■ WHAT IS EXPECTED ■
Transcribe the material in full. Nothing should differ except that the pictures are left out.

■ PROVIDED ENTRIES ■

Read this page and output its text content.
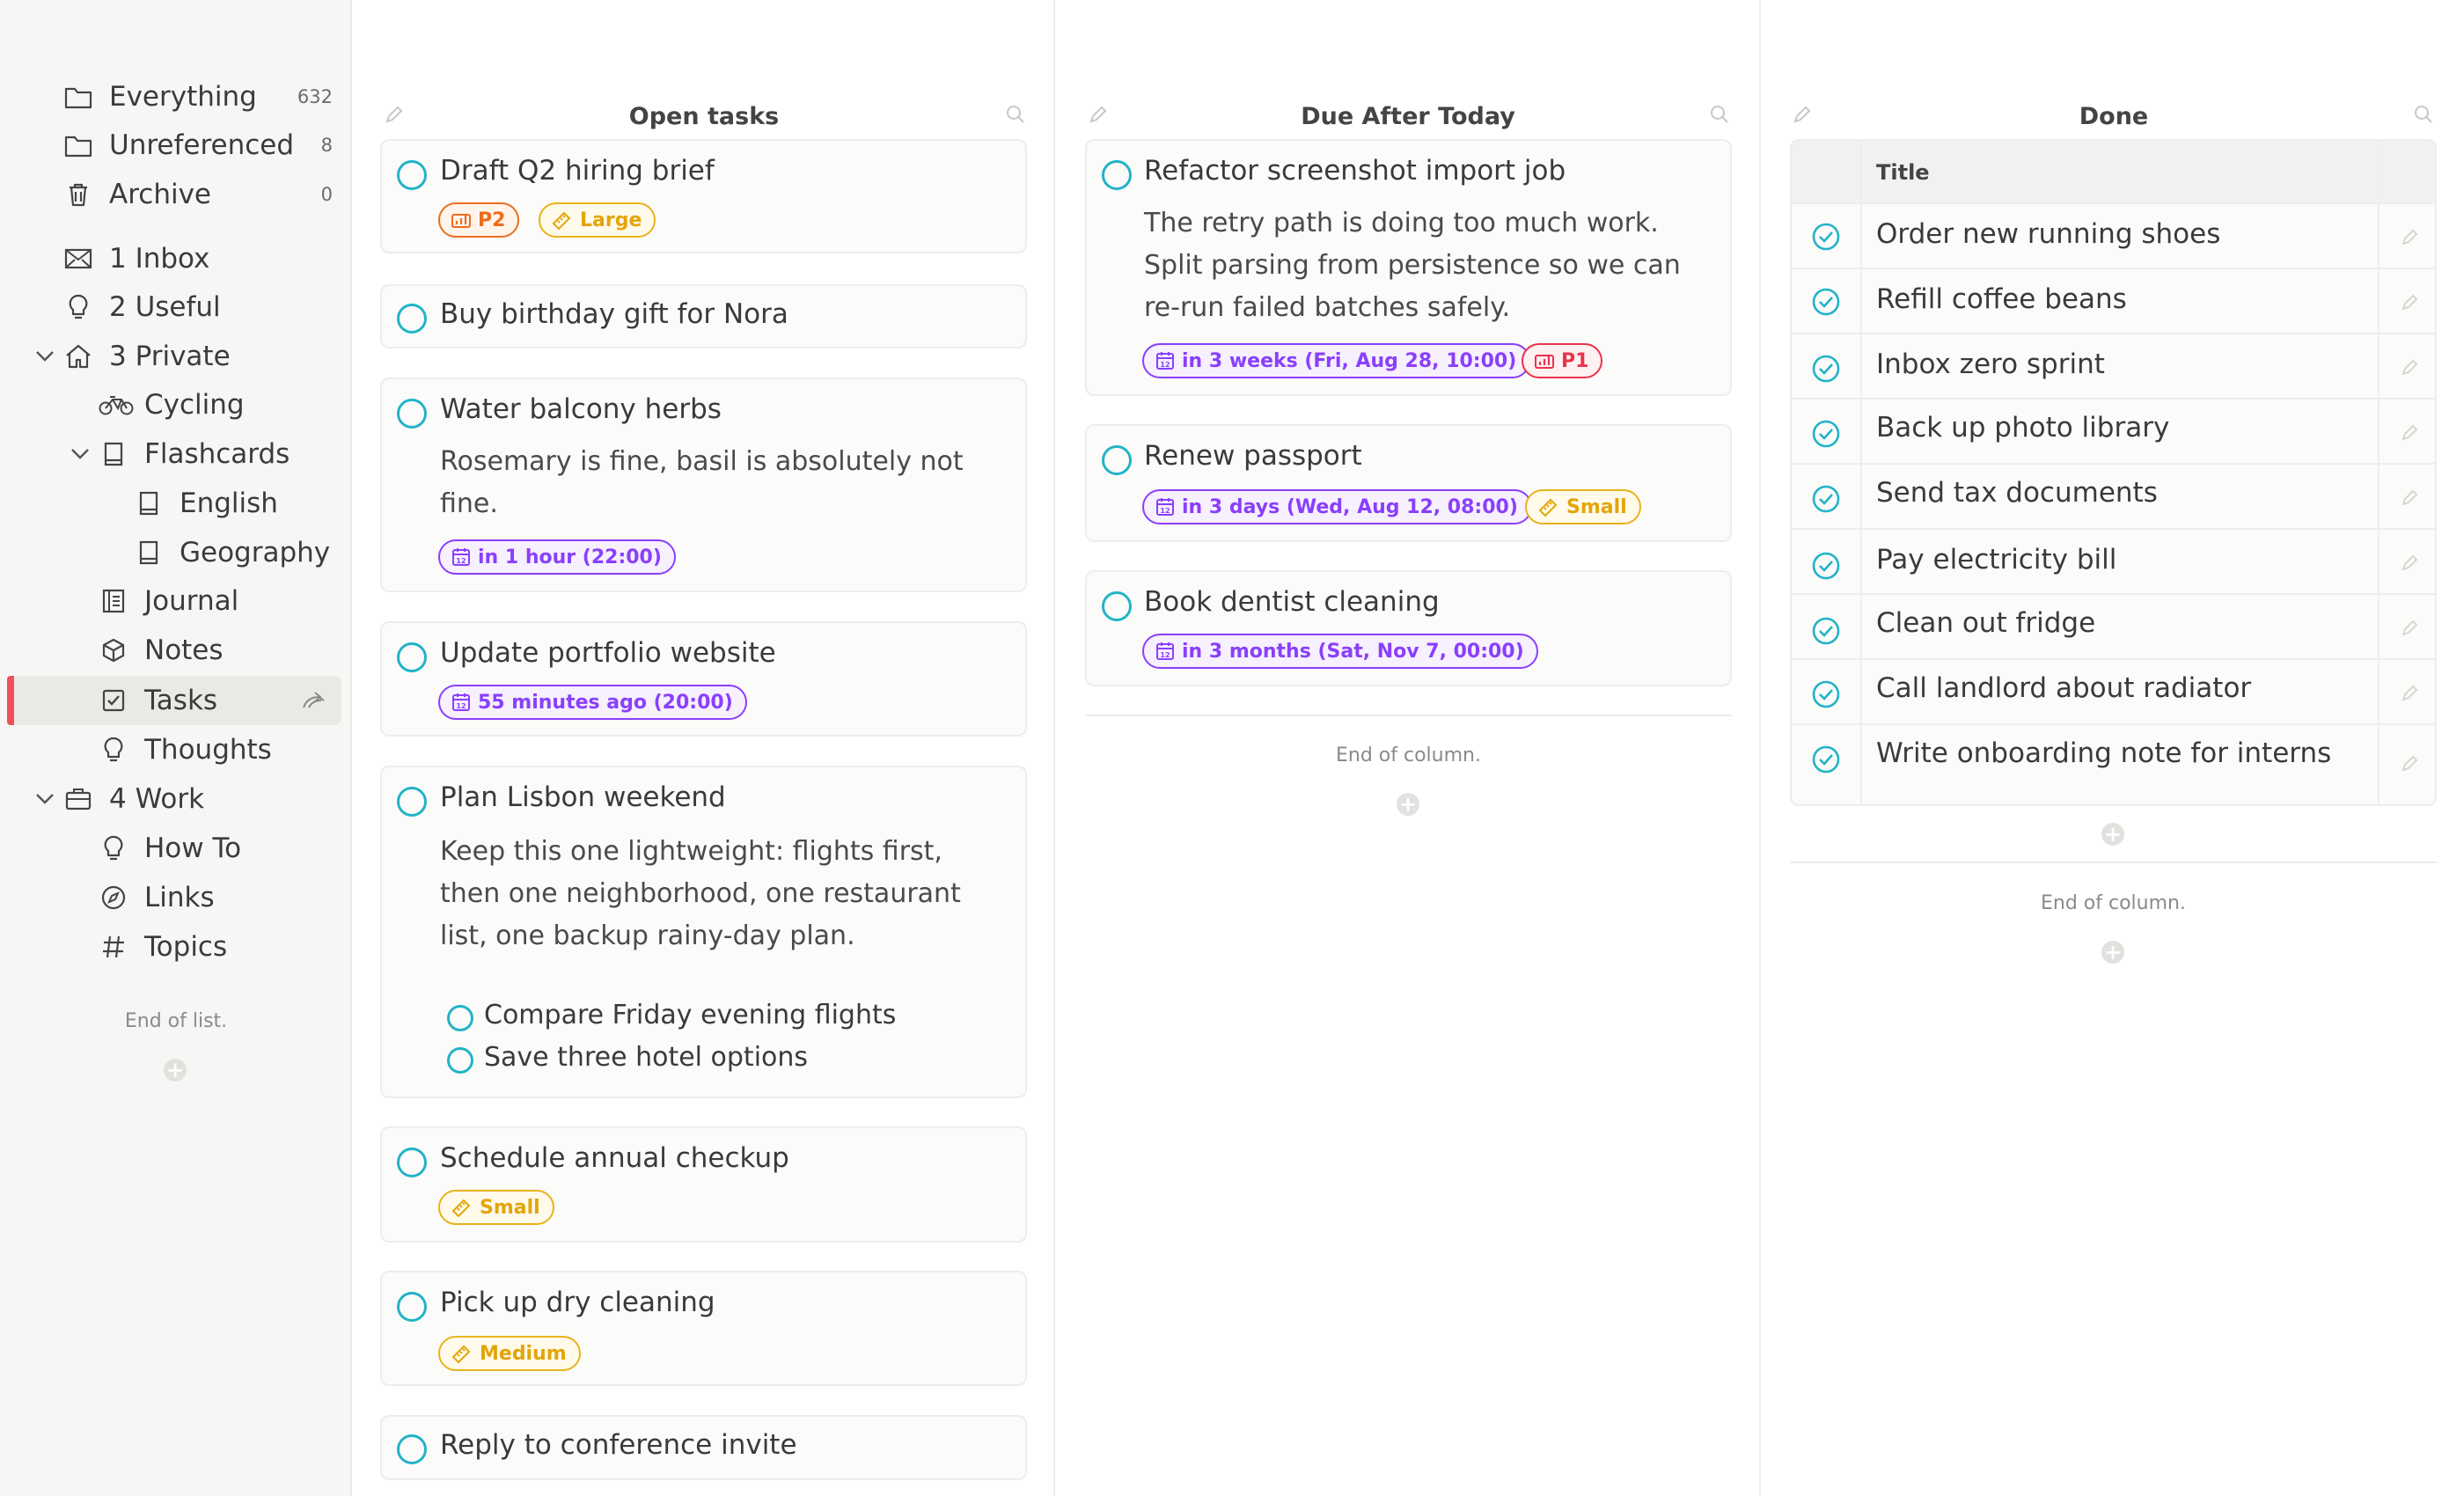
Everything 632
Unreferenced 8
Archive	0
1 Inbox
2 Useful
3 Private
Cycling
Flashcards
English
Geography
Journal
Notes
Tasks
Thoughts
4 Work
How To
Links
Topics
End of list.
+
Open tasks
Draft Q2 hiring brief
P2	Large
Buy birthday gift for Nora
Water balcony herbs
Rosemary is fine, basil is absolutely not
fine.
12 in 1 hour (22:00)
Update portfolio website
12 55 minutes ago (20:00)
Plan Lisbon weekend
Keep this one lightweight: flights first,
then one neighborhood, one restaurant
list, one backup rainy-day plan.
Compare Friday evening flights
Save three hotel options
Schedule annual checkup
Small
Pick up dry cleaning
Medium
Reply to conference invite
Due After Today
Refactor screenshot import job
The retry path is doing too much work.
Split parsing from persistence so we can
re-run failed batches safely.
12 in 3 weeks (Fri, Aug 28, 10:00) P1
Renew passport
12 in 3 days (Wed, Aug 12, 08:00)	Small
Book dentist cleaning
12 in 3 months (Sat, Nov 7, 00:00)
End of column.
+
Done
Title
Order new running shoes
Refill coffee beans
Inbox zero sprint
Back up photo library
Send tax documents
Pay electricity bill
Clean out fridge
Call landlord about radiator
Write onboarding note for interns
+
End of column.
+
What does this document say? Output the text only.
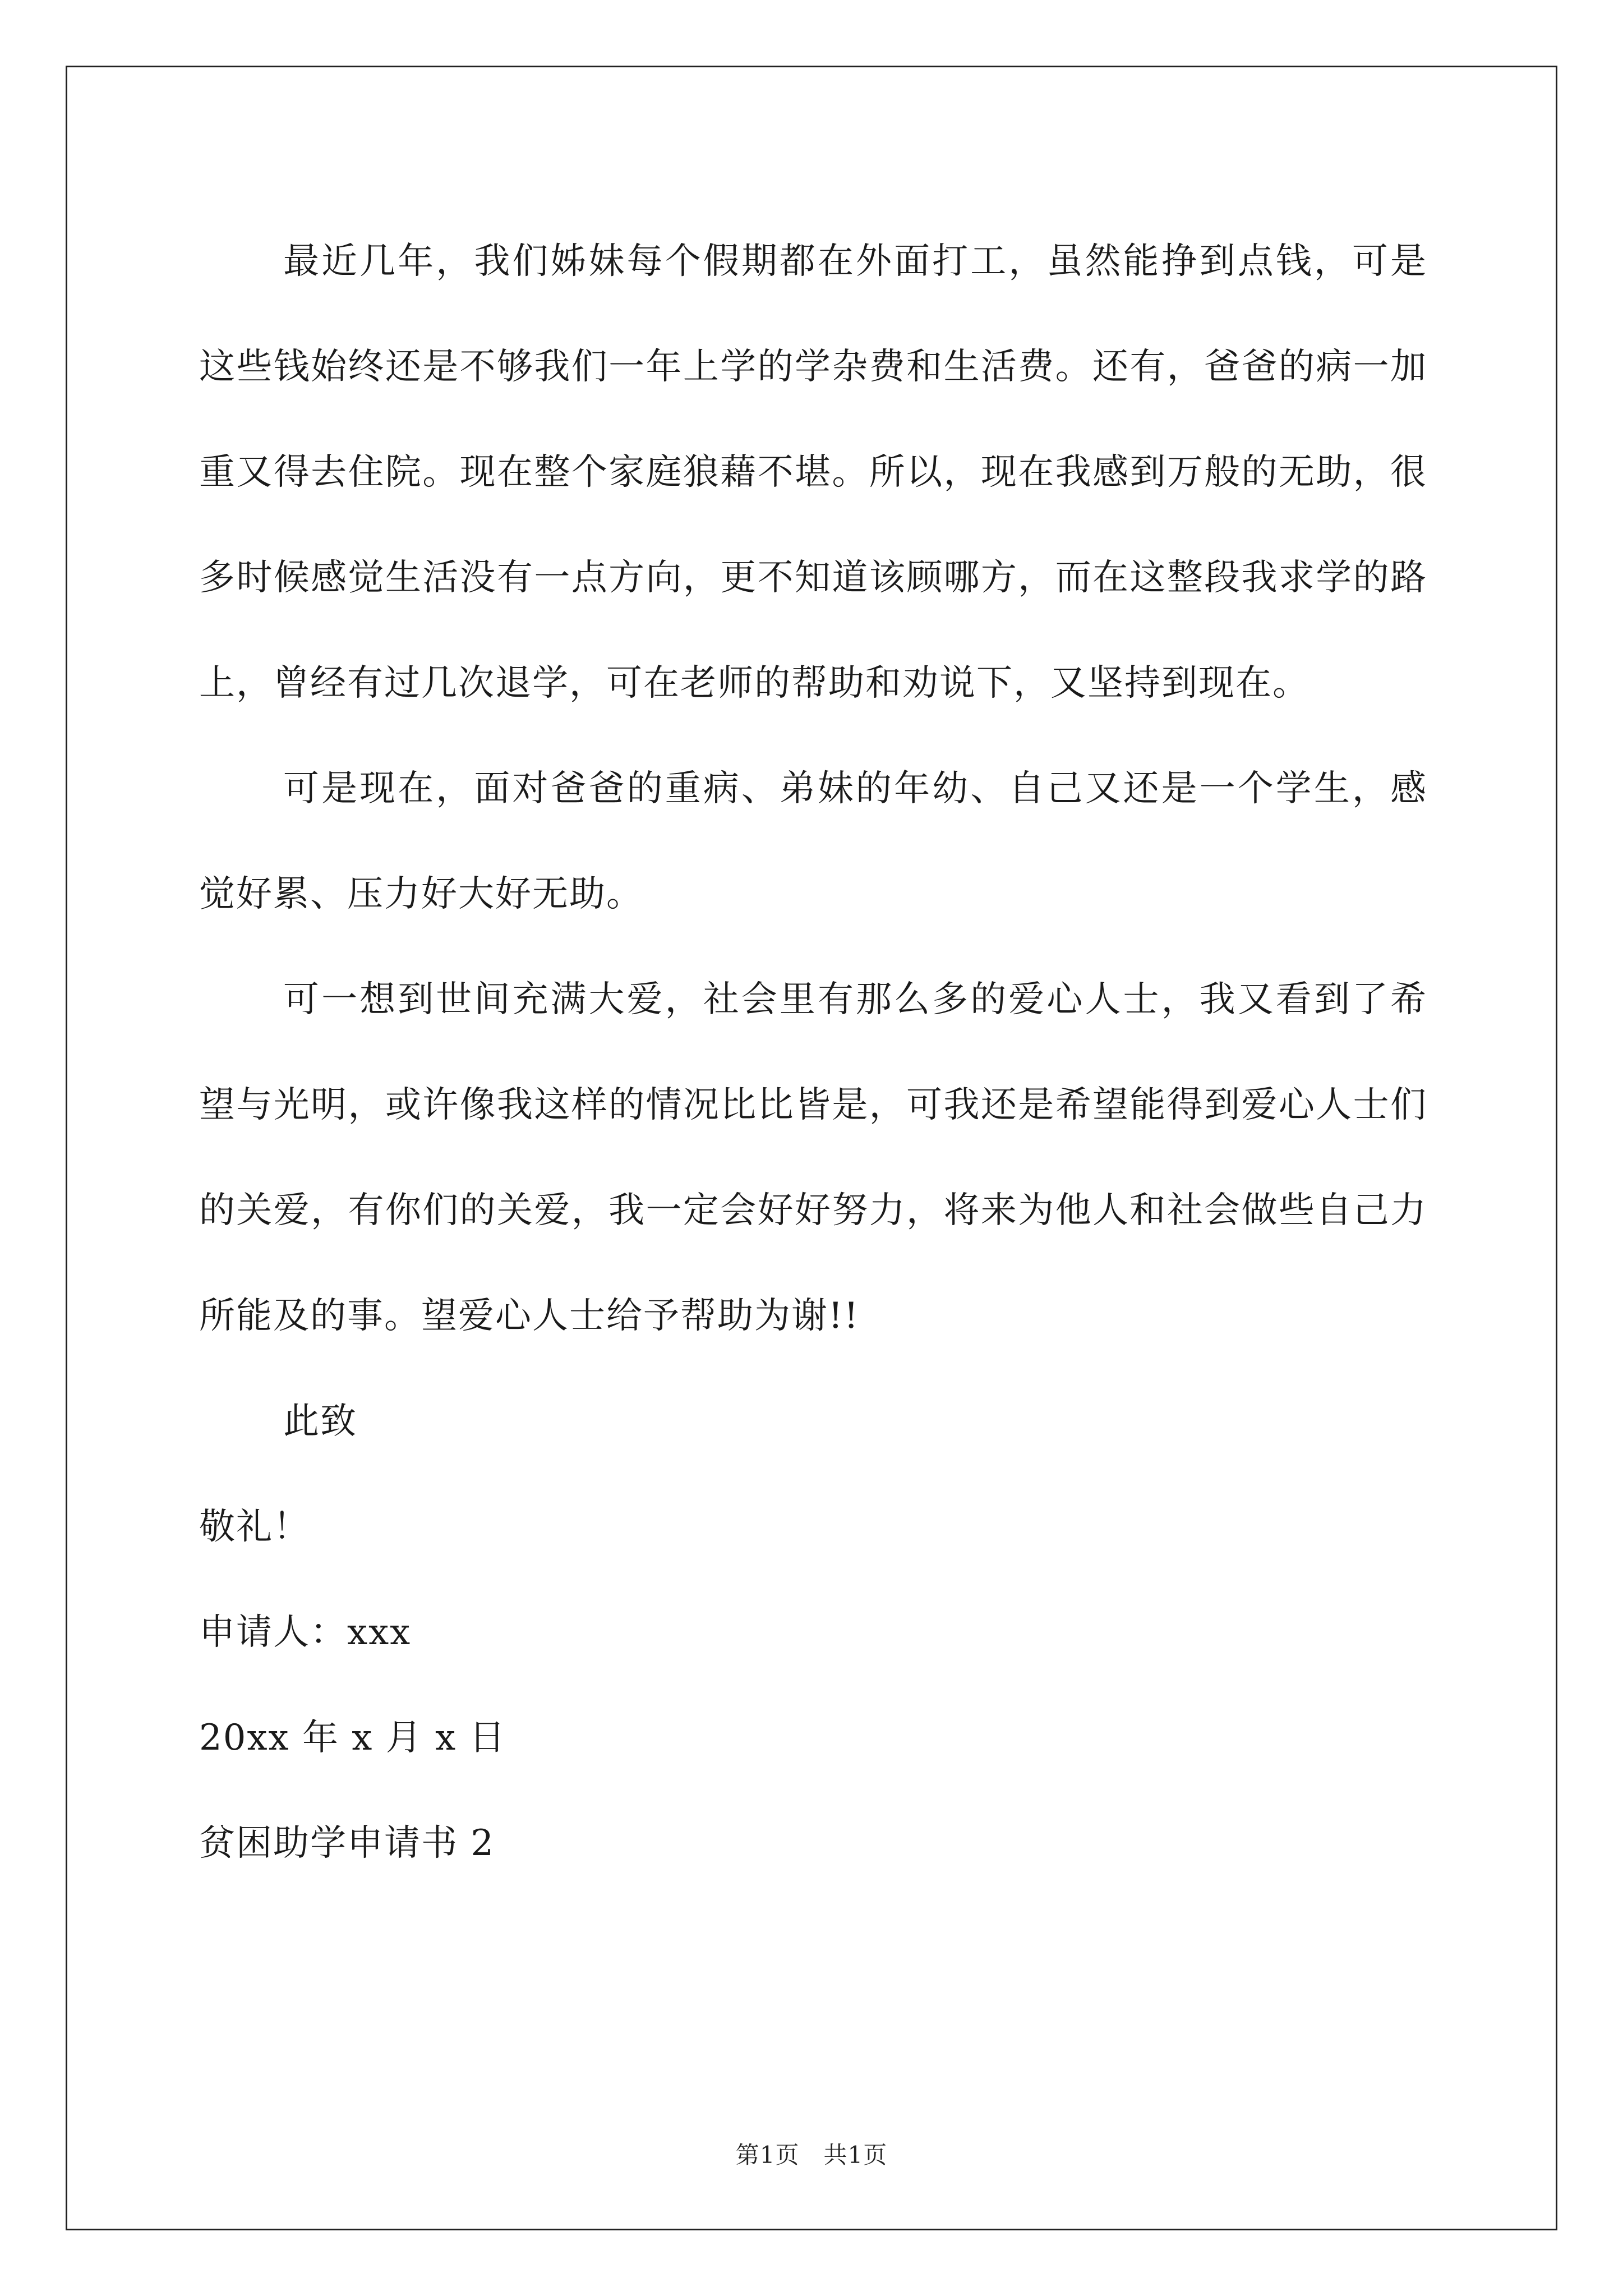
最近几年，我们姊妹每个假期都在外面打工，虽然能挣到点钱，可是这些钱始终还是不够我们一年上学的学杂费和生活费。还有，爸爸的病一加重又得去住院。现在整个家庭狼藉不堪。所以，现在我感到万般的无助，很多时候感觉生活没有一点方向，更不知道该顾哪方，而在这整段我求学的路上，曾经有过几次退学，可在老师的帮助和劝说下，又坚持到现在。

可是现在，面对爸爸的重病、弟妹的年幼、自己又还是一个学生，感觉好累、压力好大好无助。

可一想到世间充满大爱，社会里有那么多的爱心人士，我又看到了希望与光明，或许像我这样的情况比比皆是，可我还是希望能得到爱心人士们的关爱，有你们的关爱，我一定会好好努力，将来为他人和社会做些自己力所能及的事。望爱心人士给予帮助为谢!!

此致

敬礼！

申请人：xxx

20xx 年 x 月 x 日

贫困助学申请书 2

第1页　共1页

■ RESPONSE BELOW ■
Read this page and output its text content.
Everything 632
Unreferenced 8
Archive	0
1 Inbox
2 Useful
3 Private
Cycling
Flashcards
English
Geography
Journal
Notes
Tasks
Thoughts
4 Work
How To
Links
Topics
End of list.
+
Open tasks
Draft Q2 hiring brief
P2	Large
Buy birthday gift for Nora
Water balcony herbs
Rosemary is fine, basil is absolutely not
fine.
12 in 1 hour (22:00)
Update portfolio website
12 55 minutes ago (20:00)
Plan Lisbon weekend
Keep this one lightweight: flights first,
then one neighborhood, one restaurant
list, one backup rainy-day plan.
Compare Friday evening flights
Save three hotel options
Schedule annual checkup
Small
Pick up dry cleaning
Medium
Reply to conference invite
Due After Today
Refactor screenshot import job
The retry path is doing too much work.
Split parsing from persistence so we can
re-run failed batches safely.
12 in 3 weeks (Fri, Aug 28, 10:00) P1
Renew passport
12 in 3 days (Wed, Aug 12, 08:00)	Small
Book dentist cleaning
12 in 3 months (Sat, Nov 7, 00:00)
End of column.
+
Done
Title
Order new running shoes
Refill coffee beans
Inbox zero sprint
Back up photo library
Send tax documents
Pay electricity bill
Clean out fridge
Call landlord about radiator
Write onboarding note for interns
+
End of column.
+
What does this document say? Output the text only.
最近几年，我们姊妹每个假期都在外面打工，虽然能挣到点钱，可是这些钱始终还是不够我们一年上学的学杂费和生活费。还有，爸爸的病一加重又得去住院。现在整个家庭狼藉不堪。所以，现在我感到万般的无助，很多时候感觉生活没有一点方向，更不知道该顾哪方，而在这整段我求学的路上，曾经有过几次退学，可在老师的帮助和劝说下，又坚持到现在。

可是现在，面对爸爸的重病、弟妹的年幼、自己又还是一个学生，感觉好累、压力好大好无助。

可一想到世间充满大爱，社会里有那么多的爱心人士，我又看到了希望与光明，或许像我这样的情况比比皆是，可我还是希望能得到爱心人士们的关爱，有你们的关爱，我一定会好好努力，将来为他人和社会做些自己力所能及的事。望爱心人士给予帮助为谢!!

此致

敬礼！

申请人：xxx

20xx 年 x 月 x 日

贫困助学申请书 2

第1页　共1页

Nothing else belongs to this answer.